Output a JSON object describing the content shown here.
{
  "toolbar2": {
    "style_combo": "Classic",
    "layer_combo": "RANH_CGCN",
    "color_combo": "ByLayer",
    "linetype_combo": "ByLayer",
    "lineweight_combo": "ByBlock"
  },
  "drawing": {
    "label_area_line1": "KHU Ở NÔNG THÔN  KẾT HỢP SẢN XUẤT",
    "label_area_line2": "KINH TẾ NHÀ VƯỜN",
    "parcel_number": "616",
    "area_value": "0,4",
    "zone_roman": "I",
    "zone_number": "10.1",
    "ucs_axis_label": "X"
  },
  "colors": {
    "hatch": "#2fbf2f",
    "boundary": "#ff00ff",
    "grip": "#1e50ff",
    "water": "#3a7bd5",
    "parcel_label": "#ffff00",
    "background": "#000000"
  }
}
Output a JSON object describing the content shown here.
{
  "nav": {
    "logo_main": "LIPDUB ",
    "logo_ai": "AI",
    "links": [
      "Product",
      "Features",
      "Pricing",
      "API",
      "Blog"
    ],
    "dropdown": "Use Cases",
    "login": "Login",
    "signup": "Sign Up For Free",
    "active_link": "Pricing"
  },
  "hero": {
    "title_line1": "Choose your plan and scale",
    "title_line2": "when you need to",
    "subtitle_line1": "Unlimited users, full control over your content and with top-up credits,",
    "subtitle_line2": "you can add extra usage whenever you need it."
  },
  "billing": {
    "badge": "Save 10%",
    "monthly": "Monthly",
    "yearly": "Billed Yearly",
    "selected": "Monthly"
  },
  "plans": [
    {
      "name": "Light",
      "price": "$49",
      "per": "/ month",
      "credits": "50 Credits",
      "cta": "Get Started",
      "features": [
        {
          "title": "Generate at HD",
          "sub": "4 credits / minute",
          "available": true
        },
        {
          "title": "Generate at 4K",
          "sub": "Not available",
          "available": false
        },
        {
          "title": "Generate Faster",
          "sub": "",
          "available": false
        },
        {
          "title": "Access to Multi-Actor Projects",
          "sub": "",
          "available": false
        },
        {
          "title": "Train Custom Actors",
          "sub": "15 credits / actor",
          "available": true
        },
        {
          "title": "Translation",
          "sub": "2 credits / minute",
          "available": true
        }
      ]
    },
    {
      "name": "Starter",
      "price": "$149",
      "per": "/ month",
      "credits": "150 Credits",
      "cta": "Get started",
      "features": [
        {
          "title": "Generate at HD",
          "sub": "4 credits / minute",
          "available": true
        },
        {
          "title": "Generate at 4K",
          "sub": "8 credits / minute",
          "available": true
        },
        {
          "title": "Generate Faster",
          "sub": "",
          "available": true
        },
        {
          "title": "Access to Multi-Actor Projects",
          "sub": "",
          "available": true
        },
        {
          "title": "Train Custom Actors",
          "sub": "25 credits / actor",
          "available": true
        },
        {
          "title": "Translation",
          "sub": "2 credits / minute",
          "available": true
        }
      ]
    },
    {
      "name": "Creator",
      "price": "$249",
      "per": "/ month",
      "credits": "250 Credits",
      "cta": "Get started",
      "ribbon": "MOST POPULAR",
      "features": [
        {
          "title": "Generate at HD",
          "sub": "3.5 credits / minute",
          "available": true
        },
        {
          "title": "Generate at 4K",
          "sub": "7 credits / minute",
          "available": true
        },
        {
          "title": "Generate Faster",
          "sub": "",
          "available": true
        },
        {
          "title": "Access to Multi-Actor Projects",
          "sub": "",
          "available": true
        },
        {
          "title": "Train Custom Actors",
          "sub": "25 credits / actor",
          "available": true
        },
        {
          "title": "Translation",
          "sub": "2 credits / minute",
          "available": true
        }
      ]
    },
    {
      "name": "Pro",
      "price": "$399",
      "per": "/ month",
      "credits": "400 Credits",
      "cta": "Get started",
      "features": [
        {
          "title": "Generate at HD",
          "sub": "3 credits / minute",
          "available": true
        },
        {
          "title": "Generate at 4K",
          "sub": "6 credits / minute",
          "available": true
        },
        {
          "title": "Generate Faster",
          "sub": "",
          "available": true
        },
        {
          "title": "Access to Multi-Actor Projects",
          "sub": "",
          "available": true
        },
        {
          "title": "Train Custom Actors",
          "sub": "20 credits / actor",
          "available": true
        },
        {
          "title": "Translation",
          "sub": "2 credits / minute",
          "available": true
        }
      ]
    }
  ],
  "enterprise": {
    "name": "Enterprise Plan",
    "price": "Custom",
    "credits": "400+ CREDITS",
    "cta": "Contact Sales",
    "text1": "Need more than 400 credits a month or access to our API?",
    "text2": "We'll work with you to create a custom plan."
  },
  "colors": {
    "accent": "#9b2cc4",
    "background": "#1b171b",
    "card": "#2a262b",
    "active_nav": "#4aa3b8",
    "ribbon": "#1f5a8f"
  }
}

■ ■ ■ ■ ■ ■ ■

▸ Problem to solve
Repeat every line of the records above exactly.

▸ Solution
Output a JSON object describing the content shown here.
{
  "toolbar2": {
    "style_combo": "Classic",
    "layer_combo": "RANH_CGCN",
    "color_combo": "ByLayer",
    "linetype_combo": "ByLayer",
    "lineweight_combo": "ByBlock"
  },
  "drawing": {
    "label_area_line1": "KHU Ở NÔNG THÔN  KẾT HỢP SẢN XUẤT",
    "label_area_line2": "KINH TẾ NHÀ VƯỜN",
    "parcel_number": "616",
    "area_value": "0,4",
    "zone_roman": "I",
    "zone_number": "10.1",
    "ucs_axis_label": "X"
  },
  "colors": {
    "hatch": "#2fbf2f",
    "boundary": "#ff00ff",
    "grip": "#1e50ff",
    "water": "#3a7bd5",
    "parcel_label": "#ffff00",
    "background": "#000000"
  }
}
Output a JSON object describing the content shown here.
{
  "nav": {
    "logo_main": "LIPDUB ",
    "logo_ai": "AI",
    "links": [
      "Product",
      "Features",
      "Pricing",
      "API",
      "Blog"
    ],
    "dropdown": "Use Cases",
    "login": "Login",
    "signup": "Sign Up For Free",
    "active_link": "Pricing"
  },
  "hero": {
    "title_line1": "Choose your plan and scale",
    "title_line2": "when you need to",
    "subtitle_line1": "Unlimited users, full control over your content and with top-up credits,",
    "subtitle_line2": "you can add extra usage whenever you need it."
  },
  "billing": {
    "badge": "Save 10%",
    "monthly": "Monthly",
    "yearly": "Billed Yearly",
    "selected": "Monthly"
  },
  "plans": [
    {
      "name": "Light",
      "price": "$49",
      "per": "/ month",
      "credits": "50 Credits",
      "cta": "Get Started",
      "features": [
        {
          "title": "Generate at HD",
          "sub": "4 credits / minute",
          "available": true
        },
        {
          "title": "Generate at 4K",
          "sub": "Not available",
          "available": false
        },
        {
          "title": "Generate Faster",
          "sub": "",
          "available": false
        },
        {
          "title": "Access to Multi-Actor Projects",
          "sub": "",
          "available": false
        },
        {
          "title": "Train Custom Actors",
          "sub": "15 credits / actor",
          "available": true
        },
        {
          "title": "Translation",
          "sub": "2 credits / minute",
          "available": true
        }
      ]
    },
    {
      "name": "Starter",
      "price": "$149",
      "per": "/ month",
      "credits": "150 Credits",
      "cta": "Get started",
      "features": [
        {
          "title": "Generate at HD",
          "sub": "4 credits / minute",
          "available": true
        },
        {
          "title": "Generate at 4K",
          "sub": "8 credits / minute",
          "available": true
        },
        {
          "title": "Generate Faster",
          "sub": "",
          "available": true
        },
        {
          "title": "Access to Multi-Actor Projects",
          "sub": "",
          "available": true
        },
        {
          "title": "Train Custom Actors",
          "sub": "25 credits / actor",
          "available": true
        },
        {
          "title": "Translation",
          "sub": "2 credits / minute",
          "available": true
        }
      ]
    },
    {
      "name": "Creator",
      "price": "$249",
      "per": "/ month",
      "credits": "250 Credits",
      "cta": "Get started",
      "ribbon": "MOST POPULAR",
      "features": [
        {
          "title": "Generate at HD",
          "sub": "3.5 credits / minute",
          "available": true
        },
        {
          "title": "Generate at 4K",
          "sub": "7 credits / minute",
          "available": true
        },
        {
          "title": "Generate Faster",
          "sub": "",
          "available": true
        },
        {
          "title": "Access to Multi-Actor Projects",
          "sub": "",
          "available": true
        },
        {
          "title": "Train Custom Actors",
          "sub": "25 credits / actor",
          "available": true
        },
        {
          "title": "Translation",
          "sub": "2 credits / minute",
          "available": true
        }
      ]
    },
    {
      "name": "Pro",
      "price": "$399",
      "per": "/ month",
      "credits": "400 Credits",
      "cta": "Get started",
      "features": [
        {
          "title": "Generate at HD",
          "sub": "3 credits / minute",
          "available": true
        },
        {
          "title": "Generate at 4K",
          "sub": "6 credits / minute",
          "available": true
        },
        {
          "title": "Generate Faster",
          "sub": "",
          "available": true
        },
        {
          "title": "Access to Multi-Actor Projects",
          "sub": "",
          "available": true
        },
        {
          "title": "Train Custom Actors",
          "sub": "20 credits / actor",
          "available": true
        },
        {
          "title": "Translation",
          "sub": "2 credits / minute",
          "available": true
        }
      ]
    }
  ],
  "enterprise": {
    "name": "Enterprise Plan",
    "price": "Custom",
    "credits": "400+ CREDITS",
    "cta": "Contact Sales",
    "text1": "Need more than 400 credits a month or access to our API?",
    "text2": "We'll work with you to create a custom plan."
  },
  "colors": {
    "accent": "#9b2cc4",
    "background": "#1b171b",
    "card": "#2a262b",
    "active_nav": "#4aa3b8",
    "ribbon": "#1f5a8f"
  }
}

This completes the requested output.